* **Entries supplied**:
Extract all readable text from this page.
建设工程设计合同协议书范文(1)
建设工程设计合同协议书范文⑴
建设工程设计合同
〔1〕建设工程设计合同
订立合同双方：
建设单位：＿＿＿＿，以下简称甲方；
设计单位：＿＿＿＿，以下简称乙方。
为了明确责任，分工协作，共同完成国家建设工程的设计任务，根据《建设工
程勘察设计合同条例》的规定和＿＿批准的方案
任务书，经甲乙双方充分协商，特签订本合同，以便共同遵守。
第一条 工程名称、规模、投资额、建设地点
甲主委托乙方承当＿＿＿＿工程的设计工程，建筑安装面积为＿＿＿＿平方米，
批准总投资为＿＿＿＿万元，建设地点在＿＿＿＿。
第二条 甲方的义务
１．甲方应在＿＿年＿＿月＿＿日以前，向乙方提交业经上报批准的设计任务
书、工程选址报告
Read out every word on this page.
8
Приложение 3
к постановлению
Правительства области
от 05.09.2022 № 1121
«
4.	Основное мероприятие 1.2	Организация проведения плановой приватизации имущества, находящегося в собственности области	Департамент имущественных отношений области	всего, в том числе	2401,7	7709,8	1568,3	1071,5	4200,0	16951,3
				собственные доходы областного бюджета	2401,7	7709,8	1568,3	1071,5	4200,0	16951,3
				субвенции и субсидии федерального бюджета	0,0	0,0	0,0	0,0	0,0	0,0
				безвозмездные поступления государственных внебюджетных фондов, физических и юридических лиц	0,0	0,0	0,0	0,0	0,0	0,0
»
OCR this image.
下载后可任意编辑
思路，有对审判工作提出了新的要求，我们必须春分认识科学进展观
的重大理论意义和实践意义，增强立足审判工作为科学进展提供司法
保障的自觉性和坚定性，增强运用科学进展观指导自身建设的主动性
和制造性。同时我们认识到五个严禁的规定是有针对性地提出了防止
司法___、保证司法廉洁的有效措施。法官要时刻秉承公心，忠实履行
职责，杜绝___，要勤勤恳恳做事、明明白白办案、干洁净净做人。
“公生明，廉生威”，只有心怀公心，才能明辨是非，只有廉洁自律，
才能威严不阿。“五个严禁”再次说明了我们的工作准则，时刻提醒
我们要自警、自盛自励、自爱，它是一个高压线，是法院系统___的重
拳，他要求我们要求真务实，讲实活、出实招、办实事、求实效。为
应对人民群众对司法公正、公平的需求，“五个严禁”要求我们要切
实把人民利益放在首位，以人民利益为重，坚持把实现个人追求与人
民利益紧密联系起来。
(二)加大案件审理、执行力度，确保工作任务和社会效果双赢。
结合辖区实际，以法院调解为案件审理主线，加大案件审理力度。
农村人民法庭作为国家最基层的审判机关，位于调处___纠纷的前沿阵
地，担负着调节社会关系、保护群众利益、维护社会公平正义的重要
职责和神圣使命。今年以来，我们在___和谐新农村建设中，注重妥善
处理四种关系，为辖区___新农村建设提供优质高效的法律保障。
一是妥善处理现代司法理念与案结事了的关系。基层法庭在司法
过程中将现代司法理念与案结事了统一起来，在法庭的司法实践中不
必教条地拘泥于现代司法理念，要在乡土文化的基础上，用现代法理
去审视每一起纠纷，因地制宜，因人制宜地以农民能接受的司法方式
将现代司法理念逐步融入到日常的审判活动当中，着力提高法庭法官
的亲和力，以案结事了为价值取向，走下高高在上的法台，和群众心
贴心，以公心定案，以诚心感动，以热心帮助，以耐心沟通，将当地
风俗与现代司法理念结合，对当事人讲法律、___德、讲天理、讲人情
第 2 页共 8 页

* **What to work on**:
Look for the word "области" and return every line where it occurs.

* **Output for this task**:
Правительства области
4.	Основное мероприятие 1.2	Организация проведения плановой приватизации имущества, находящегося в собственности области	Департамент имущественных отношений области	всего, в том числе	2401,7	7709,8	1568,3	1071,5	4200,0	16951,3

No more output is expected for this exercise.